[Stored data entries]
** start **

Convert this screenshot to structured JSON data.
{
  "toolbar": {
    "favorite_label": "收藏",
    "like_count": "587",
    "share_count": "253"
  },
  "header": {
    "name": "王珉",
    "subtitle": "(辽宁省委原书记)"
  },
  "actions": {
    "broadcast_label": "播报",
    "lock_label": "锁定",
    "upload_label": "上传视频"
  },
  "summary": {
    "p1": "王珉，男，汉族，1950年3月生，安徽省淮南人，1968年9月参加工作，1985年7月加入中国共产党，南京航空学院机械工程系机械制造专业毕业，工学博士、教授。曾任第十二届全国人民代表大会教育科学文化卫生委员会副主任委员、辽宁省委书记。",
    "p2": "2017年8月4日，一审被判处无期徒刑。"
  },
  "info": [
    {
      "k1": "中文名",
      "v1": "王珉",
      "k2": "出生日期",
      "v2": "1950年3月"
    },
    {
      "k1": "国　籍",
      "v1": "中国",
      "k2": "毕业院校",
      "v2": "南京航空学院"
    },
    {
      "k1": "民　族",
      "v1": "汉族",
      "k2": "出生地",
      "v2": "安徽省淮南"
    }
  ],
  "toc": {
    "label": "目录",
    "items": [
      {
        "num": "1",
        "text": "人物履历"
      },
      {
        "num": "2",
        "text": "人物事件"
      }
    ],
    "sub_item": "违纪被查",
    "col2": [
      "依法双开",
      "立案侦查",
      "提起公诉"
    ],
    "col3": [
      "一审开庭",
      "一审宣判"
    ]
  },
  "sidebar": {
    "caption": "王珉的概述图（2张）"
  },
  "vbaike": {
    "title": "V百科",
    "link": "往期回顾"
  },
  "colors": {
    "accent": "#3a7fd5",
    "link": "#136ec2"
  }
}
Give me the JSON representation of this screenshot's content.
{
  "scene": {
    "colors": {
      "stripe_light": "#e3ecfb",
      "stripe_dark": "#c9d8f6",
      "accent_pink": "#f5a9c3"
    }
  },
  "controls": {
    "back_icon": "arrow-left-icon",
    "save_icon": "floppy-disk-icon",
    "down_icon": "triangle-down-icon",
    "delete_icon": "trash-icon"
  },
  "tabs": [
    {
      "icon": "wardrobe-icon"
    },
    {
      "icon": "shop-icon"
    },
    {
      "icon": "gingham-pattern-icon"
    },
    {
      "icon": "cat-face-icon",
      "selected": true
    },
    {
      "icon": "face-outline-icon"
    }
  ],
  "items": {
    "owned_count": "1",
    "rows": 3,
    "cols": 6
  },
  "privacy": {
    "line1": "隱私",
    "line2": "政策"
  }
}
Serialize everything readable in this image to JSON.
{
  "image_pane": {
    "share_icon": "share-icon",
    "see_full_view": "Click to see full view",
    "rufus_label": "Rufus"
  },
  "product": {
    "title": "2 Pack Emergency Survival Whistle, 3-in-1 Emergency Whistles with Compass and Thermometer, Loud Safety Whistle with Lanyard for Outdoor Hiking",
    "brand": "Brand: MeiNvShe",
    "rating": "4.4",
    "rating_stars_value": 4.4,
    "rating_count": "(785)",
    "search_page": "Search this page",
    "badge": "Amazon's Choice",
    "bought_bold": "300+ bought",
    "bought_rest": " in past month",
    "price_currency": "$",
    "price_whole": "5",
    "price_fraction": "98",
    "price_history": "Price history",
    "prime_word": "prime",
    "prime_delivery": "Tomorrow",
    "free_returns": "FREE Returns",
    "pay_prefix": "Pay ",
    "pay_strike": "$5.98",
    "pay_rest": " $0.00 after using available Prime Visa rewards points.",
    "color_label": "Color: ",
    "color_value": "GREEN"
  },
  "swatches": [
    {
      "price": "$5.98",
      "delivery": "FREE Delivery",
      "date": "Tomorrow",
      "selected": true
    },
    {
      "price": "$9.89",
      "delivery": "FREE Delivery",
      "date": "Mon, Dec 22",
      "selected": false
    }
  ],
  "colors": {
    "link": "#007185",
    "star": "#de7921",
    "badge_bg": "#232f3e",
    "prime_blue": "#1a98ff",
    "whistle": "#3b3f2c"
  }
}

** end **

◆ Goal
All of the data must be returned exactly.

◆ Full solution
Convert this screenshot to structured JSON data.
{
  "toolbar": {
    "favorite_label": "收藏",
    "like_count": "587",
    "share_count": "253"
  },
  "header": {
    "name": "王珉",
    "subtitle": "(辽宁省委原书记)"
  },
  "actions": {
    "broadcast_label": "播报",
    "lock_label": "锁定",
    "upload_label": "上传视频"
  },
  "summary": {
    "p1": "王珉，男，汉族，1950年3月生，安徽省淮南人，1968年9月参加工作，1985年7月加入中国共产党，南京航空学院机械工程系机械制造专业毕业，工学博士、教授。曾任第十二届全国人民代表大会教育科学文化卫生委员会副主任委员、辽宁省委书记。",
    "p2": "2017年8月4日，一审被判处无期徒刑。"
  },
  "info": [
    {
      "k1": "中文名",
      "v1": "王珉",
      "k2": "出生日期",
      "v2": "1950年3月"
    },
    {
      "k1": "国　籍",
      "v1": "中国",
      "k2": "毕业院校",
      "v2": "南京航空学院"
    },
    {
      "k1": "民　族",
      "v1": "汉族",
      "k2": "出生地",
      "v2": "安徽省淮南"
    }
  ],
  "toc": {
    "label": "目录",
    "items": [
      {
        "num": "1",
        "text": "人物履历"
      },
      {
        "num": "2",
        "text": "人物事件"
      }
    ],
    "sub_item": "违纪被查",
    "col2": [
      "依法双开",
      "立案侦查",
      "提起公诉"
    ],
    "col3": [
      "一审开庭",
      "一审宣判"
    ]
  },
  "sidebar": {
    "caption": "王珉的概述图（2张）"
  },
  "vbaike": {
    "title": "V百科",
    "link": "往期回顾"
  },
  "colors": {
    "accent": "#3a7fd5",
    "link": "#136ec2"
  }
}
Give me the JSON representation of this screenshot's content.
{
  "scene": {
    "colors": {
      "stripe_light": "#e3ecfb",
      "stripe_dark": "#c9d8f6",
      "accent_pink": "#f5a9c3"
    }
  },
  "controls": {
    "back_icon": "arrow-left-icon",
    "save_icon": "floppy-disk-icon",
    "down_icon": "triangle-down-icon",
    "delete_icon": "trash-icon"
  },
  "tabs": [
    {
      "icon": "wardrobe-icon"
    },
    {
      "icon": "shop-icon"
    },
    {
      "icon": "gingham-pattern-icon"
    },
    {
      "icon": "cat-face-icon",
      "selected": true
    },
    {
      "icon": "face-outline-icon"
    }
  ],
  "items": {
    "owned_count": "1",
    "rows": 3,
    "cols": 6
  },
  "privacy": {
    "line1": "隱私",
    "line2": "政策"
  }
}
Serialize everything readable in this image to JSON.
{
  "image_pane": {
    "share_icon": "share-icon",
    "see_full_view": "Click to see full view",
    "rufus_label": "Rufus"
  },
  "product": {
    "title": "2 Pack Emergency Survival Whistle, 3-in-1 Emergency Whistles with Compass and Thermometer, Loud Safety Whistle with Lanyard for Outdoor Hiking",
    "brand": "Brand: MeiNvShe",
    "rating": "4.4",
    "rating_stars_value": 4.4,
    "rating_count": "(785)",
    "search_page": "Search this page",
    "badge": "Amazon's Choice",
    "bought_bold": "300+ bought",
    "bought_rest": " in past month",
    "price_currency": "$",
    "price_whole": "5",
    "price_fraction": "98",
    "price_history": "Price history",
    "prime_word": "prime",
    "prime_delivery": "Tomorrow",
    "free_returns": "FREE Returns",
    "pay_prefix": "Pay ",
    "pay_strike": "$5.98",
    "pay_rest": " $0.00 after using available Prime Visa rewards points.",
    "color_label": "Color: ",
    "color_value": "GREEN"
  },
  "swatches": [
    {
      "price": "$5.98",
      "delivery": "FREE Delivery",
      "date": "Tomorrow",
      "selected": true
    },
    {
      "price": "$9.89",
      "delivery": "FREE Delivery",
      "date": "Mon, Dec 22",
      "selected": false
    }
  ],
  "colors": {
    "link": "#007185",
    "star": "#de7921",
    "badge_bg": "#232f3e",
    "prime_blue": "#1a98ff",
    "whistle": "#3b3f2c"
  }
}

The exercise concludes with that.